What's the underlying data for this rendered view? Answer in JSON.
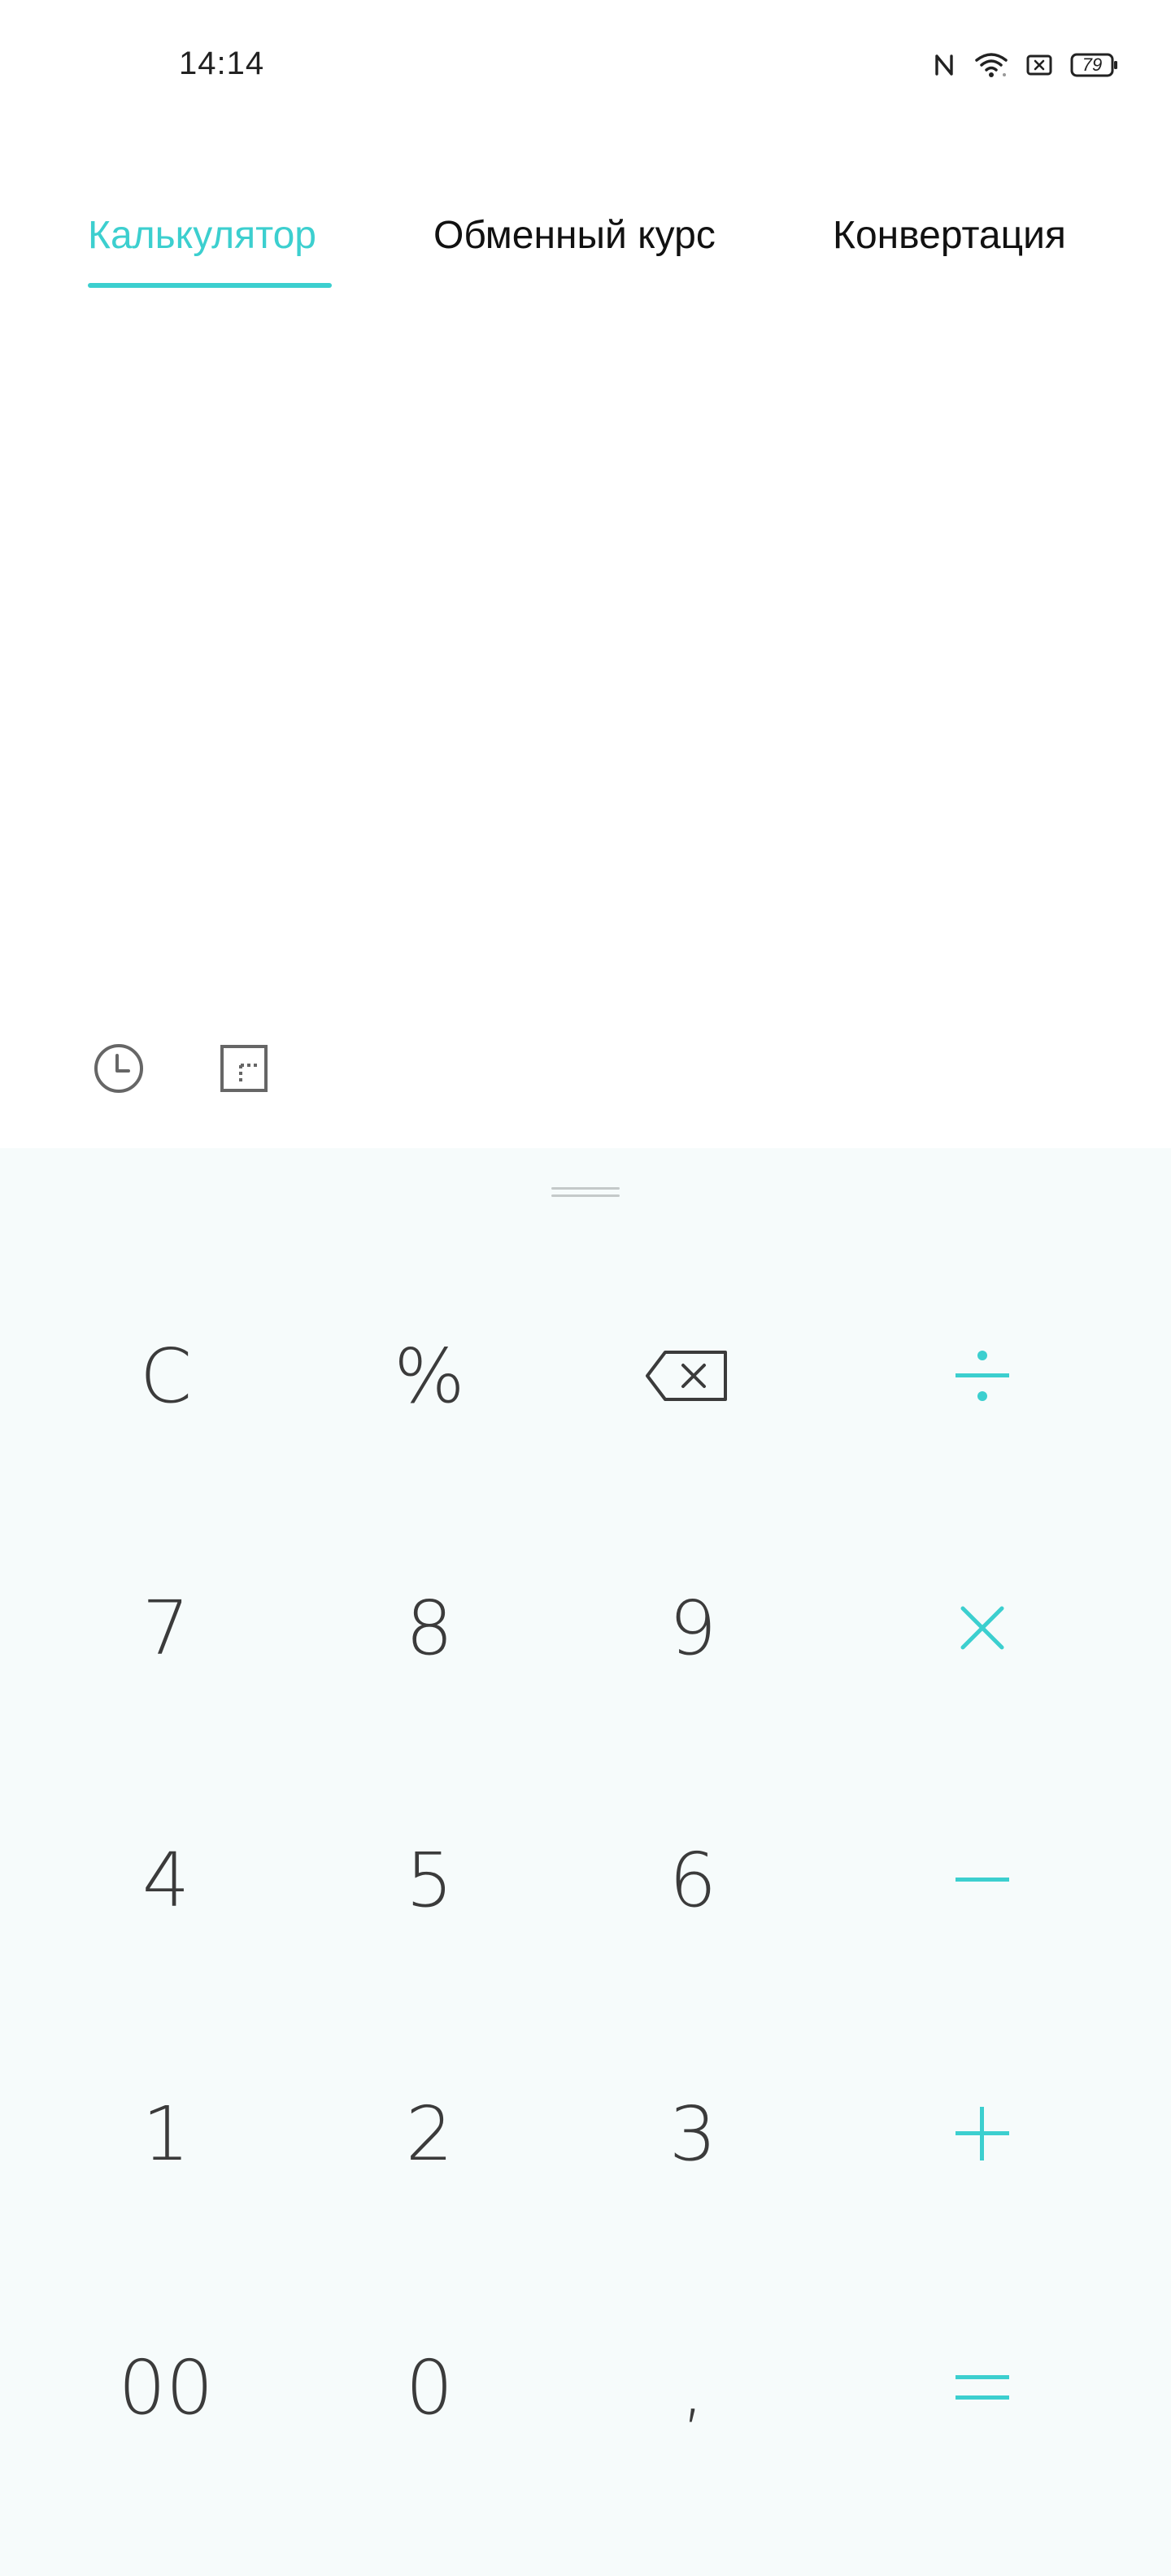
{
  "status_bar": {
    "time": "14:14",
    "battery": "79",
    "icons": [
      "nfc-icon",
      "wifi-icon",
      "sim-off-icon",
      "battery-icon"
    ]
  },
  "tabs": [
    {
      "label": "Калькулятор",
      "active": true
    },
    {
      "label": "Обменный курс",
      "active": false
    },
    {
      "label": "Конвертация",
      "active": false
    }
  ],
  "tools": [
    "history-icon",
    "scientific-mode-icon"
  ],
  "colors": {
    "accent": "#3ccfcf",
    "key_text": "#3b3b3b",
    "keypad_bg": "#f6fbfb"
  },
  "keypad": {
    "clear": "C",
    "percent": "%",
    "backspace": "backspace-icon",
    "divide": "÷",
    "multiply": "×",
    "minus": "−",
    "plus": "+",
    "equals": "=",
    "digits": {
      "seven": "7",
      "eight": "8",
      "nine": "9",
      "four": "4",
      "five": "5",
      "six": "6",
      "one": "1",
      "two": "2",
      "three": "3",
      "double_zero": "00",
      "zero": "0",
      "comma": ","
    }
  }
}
┄┄┄┄┄┄
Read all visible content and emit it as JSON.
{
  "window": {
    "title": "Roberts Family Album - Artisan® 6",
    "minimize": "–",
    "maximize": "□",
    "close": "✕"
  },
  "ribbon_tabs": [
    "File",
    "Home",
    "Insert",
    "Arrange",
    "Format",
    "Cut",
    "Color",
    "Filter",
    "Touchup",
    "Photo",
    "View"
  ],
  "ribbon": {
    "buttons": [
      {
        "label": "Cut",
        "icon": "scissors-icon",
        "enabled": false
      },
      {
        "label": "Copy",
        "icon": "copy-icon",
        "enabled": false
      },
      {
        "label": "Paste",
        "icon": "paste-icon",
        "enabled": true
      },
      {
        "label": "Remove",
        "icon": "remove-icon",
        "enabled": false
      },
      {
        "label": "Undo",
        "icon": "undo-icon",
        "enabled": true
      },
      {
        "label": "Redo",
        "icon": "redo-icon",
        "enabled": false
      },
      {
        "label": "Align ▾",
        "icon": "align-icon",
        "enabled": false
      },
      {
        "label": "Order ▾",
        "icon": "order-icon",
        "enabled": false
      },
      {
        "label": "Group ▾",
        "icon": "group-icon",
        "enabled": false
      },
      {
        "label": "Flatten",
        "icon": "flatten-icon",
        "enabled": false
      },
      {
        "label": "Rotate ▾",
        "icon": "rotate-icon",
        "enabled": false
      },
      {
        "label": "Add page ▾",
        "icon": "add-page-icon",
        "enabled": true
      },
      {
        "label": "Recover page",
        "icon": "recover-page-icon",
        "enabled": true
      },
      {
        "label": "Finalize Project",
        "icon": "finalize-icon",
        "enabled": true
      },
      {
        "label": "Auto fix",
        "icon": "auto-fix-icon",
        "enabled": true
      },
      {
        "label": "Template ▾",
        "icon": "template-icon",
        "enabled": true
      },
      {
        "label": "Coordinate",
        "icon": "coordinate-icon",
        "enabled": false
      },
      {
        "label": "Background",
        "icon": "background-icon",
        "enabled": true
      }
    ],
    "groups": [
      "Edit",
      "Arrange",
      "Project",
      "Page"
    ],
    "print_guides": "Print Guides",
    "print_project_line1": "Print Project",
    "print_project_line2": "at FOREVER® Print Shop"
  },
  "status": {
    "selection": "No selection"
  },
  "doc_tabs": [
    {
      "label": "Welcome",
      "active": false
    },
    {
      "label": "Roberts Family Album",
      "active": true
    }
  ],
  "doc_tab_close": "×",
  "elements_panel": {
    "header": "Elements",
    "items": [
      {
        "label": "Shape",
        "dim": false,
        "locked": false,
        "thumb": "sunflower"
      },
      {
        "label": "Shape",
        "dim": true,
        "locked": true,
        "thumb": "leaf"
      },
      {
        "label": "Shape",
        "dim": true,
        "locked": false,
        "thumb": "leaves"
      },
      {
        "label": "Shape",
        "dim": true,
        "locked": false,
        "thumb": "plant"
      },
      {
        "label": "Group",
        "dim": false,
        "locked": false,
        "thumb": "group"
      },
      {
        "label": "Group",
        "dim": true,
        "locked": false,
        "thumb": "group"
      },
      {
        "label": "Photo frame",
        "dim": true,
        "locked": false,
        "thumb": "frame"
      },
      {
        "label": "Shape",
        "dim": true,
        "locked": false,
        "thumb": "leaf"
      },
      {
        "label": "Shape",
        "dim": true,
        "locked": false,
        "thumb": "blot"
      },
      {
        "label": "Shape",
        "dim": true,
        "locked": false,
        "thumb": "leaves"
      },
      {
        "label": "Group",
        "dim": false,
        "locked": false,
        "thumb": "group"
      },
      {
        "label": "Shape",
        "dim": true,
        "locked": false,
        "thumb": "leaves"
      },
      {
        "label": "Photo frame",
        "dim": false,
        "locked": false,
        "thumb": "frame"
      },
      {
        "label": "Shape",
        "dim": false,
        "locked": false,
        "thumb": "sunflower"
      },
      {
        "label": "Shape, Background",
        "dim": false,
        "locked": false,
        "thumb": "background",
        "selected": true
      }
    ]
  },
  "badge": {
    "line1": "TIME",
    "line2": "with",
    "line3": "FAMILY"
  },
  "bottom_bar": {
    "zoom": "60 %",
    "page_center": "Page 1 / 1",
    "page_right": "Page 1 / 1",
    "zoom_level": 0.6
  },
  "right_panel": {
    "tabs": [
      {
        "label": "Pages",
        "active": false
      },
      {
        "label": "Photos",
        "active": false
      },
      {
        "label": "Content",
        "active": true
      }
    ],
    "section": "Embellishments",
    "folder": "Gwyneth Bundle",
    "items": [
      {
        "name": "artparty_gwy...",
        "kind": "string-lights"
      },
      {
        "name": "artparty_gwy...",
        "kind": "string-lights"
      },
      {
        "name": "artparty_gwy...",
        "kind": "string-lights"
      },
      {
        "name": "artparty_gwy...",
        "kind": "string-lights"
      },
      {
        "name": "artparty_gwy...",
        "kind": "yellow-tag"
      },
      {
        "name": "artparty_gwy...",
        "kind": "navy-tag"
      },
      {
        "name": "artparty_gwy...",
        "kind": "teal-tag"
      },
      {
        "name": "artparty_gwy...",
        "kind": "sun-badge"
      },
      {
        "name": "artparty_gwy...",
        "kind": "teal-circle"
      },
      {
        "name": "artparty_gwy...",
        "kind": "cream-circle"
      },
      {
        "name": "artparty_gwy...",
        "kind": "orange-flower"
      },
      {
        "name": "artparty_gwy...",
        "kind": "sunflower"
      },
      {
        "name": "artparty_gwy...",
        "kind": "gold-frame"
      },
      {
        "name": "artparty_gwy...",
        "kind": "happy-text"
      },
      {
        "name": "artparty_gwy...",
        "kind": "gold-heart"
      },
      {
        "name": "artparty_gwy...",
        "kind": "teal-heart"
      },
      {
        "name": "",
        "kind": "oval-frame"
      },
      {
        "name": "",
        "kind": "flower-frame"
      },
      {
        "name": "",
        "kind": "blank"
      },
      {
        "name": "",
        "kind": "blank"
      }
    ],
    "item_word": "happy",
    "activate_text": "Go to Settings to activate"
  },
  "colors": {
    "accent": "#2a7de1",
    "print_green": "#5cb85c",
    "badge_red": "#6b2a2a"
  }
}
┄┄┄┄┄┄
TASK TO COMPLETE
Look through the entries above. Extract each line with the word "Album".

RESULT OF THIS EXERCISE
    "title": "Roberts Family Album - Artisan® 6",
      "label": "Roberts Family Album",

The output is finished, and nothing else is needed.